Print out each entry below exactly, please.

[Data items]
§
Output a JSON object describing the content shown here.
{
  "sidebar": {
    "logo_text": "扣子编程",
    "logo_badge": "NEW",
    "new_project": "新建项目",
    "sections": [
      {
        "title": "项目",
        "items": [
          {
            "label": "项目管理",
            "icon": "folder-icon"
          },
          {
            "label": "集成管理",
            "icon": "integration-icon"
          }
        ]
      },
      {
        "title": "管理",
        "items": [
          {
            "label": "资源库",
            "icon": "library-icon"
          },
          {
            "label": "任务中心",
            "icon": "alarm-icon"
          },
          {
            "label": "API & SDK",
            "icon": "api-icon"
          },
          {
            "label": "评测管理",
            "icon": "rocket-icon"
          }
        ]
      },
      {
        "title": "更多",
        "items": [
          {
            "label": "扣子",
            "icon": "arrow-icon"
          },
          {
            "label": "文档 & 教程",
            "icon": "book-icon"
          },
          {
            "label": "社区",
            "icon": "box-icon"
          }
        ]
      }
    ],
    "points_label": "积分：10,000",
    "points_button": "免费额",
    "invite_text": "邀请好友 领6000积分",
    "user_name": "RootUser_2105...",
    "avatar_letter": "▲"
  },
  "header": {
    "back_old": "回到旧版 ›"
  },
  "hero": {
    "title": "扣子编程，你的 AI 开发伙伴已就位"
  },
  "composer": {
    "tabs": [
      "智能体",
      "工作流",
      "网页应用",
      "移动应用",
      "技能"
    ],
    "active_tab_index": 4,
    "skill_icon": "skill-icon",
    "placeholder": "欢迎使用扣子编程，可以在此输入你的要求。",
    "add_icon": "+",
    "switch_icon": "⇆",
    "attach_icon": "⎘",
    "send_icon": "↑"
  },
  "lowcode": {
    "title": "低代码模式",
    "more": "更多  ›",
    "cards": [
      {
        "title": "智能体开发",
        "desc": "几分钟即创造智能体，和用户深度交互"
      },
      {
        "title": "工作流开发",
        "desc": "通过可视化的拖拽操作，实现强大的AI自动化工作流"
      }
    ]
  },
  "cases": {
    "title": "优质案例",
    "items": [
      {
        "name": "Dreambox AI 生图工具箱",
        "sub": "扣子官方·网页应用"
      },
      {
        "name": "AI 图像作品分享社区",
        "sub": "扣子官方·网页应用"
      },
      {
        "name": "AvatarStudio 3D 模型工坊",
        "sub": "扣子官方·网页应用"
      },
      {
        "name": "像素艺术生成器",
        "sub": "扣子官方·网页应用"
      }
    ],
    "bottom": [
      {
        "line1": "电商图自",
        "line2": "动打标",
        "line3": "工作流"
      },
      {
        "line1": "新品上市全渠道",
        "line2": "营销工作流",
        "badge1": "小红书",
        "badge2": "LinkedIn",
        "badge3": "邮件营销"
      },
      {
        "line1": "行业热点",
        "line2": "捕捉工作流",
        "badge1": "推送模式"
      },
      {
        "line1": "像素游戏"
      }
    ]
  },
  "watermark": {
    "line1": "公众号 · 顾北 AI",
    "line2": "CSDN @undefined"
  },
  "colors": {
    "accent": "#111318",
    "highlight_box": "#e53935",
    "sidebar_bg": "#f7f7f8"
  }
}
§
▶ [Solution]:
Output a JSON object describing the content shown here.
{
  "sidebar": {
    "logo_text": "扣子编程",
    "logo_badge": "NEW",
    "new_project": "新建项目",
    "sections": [
      {
        "title": "项目",
        "items": [
          {
            "label": "项目管理",
            "icon": "folder-icon"
          },
          {
            "label": "集成管理",
            "icon": "integration-icon"
          }
        ]
      },
      {
        "title": "管理",
        "items": [
          {
            "label": "资源库",
            "icon": "library-icon"
          },
          {
            "label": "任务中心",
            "icon": "alarm-icon"
          },
          {
            "label": "API & SDK",
            "icon": "api-icon"
          },
          {
            "label": "评测管理",
            "icon": "rocket-icon"
          }
        ]
      },
      {
        "title": "更多",
        "items": [
          {
            "label": "扣子",
            "icon": "arrow-icon"
          },
          {
            "label": "文档 & 教程",
            "icon": "book-icon"
          },
          {
            "label": "社区",
            "icon": "box-icon"
          }
        ]
      }
    ],
    "points_label": "积分：10,000",
    "points_button": "免费额",
    "invite_text": "邀请好友 领6000积分",
    "user_name": "RootUser_2105...",
    "avatar_letter": "▲"
  },
  "header": {
    "back_old": "回到旧版 ›"
  },
  "hero": {
    "title": "扣子编程，你的 AI 开发伙伴已就位"
  },
  "composer": {
    "tabs": [
      "智能体",
      "工作流",
      "网页应用",
      "移动应用",
      "技能"
    ],
    "active_tab_index": 4,
    "skill_icon": "skill-icon",
    "placeholder": "欢迎使用扣子编程，可以在此输入你的要求。",
    "add_icon": "+",
    "switch_icon": "⇆",
    "attach_icon": "⎘",
    "send_icon": "↑"
  },
  "lowcode": {
    "title": "低代码模式",
    "more": "更多  ›",
    "cards": [
      {
        "title": "智能体开发",
        "desc": "几分钟即创造智能体，和用户深度交互"
      },
      {
        "title": "工作流开发",
        "desc": "通过可视化的拖拽操作，实现强大的AI自动化工作流"
      }
    ]
  },
  "cases": {
    "title": "优质案例",
    "items": [
      {
        "name": "Dreambox AI 生图工具箱",
        "sub": "扣子官方·网页应用"
      },
      {
        "name": "AI 图像作品分享社区",
        "sub": "扣子官方·网页应用"
      },
      {
        "name": "AvatarStudio 3D 模型工坊",
        "sub": "扣子官方·网页应用"
      },
      {
        "name": "像素艺术生成器",
        "sub": "扣子官方·网页应用"
      }
    ],
    "bottom": [
      {
        "line1": "电商图自",
        "line2": "动打标",
        "line3": "工作流"
      },
      {
        "line1": "新品上市全渠道",
        "line2": "营销工作流",
        "badge1": "小红书",
        "badge2": "LinkedIn",
        "badge3": "邮件营销"
      },
      {
        "line1": "行业热点",
        "line2": "捕捉工作流",
        "badge1": "推送模式"
      },
      {
        "line1": "像素游戏"
      }
    ]
  },
  "watermark": {
    "line1": "公众号 · 顾北 AI",
    "line2": "CSDN @undefined"
  },
  "colors": {
    "accent": "#111318",
    "highlight_box": "#e53935",
    "sidebar_bg": "#f7f7f8"
  }
}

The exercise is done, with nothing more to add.